== Given task ==
Wherever the word "Group" appears in a line, copy that line.

-------- Items

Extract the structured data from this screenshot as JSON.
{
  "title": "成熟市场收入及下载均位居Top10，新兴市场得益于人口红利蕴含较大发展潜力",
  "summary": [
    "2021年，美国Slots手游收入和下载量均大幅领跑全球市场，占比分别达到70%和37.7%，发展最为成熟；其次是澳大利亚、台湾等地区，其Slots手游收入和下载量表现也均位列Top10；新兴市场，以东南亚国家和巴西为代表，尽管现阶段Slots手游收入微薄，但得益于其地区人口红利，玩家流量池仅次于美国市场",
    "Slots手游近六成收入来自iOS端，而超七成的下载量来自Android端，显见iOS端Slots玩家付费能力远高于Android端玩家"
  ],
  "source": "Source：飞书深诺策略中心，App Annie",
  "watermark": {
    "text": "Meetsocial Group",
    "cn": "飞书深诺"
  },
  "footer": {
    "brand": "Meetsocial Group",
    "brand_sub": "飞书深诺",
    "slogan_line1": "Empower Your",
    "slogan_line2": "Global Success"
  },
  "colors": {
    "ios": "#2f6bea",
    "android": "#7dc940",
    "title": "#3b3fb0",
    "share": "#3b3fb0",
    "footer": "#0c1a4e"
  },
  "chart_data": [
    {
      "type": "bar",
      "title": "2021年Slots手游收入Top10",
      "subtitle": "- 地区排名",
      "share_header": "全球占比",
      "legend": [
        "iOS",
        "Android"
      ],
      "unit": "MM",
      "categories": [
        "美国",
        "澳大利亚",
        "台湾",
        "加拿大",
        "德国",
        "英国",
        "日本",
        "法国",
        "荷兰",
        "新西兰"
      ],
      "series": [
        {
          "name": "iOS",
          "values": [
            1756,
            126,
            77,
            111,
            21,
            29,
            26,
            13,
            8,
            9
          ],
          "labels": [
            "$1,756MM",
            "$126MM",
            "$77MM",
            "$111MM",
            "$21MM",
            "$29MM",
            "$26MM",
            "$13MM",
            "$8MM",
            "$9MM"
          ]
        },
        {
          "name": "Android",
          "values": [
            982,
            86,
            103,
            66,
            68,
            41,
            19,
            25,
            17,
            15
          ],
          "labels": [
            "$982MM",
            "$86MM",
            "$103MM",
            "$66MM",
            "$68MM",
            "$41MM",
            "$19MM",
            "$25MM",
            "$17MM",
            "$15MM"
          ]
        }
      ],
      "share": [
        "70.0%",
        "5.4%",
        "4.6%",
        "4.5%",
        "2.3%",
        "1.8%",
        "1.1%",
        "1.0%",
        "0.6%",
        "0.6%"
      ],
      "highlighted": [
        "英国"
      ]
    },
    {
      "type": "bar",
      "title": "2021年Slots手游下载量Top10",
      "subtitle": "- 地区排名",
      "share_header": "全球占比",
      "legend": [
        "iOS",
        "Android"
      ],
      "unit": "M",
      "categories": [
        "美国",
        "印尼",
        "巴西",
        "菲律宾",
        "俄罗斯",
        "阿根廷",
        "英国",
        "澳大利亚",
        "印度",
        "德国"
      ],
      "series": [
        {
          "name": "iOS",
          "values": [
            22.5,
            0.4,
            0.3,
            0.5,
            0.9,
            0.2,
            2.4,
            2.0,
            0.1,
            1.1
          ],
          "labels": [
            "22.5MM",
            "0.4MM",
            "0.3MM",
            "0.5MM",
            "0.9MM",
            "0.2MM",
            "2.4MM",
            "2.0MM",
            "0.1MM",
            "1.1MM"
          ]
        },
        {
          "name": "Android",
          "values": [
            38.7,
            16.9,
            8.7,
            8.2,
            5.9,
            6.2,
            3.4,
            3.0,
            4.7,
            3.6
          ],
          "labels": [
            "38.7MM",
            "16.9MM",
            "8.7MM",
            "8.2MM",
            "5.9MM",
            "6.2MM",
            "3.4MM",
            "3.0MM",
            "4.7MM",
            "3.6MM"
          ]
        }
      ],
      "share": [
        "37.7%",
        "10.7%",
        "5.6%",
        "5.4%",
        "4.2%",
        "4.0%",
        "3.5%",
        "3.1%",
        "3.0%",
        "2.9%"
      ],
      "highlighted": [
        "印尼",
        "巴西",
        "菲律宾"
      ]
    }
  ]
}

----------------

== Answer for this exercise ==
    "text": "Meetsocial Group",
    "brand": "Meetsocial Group",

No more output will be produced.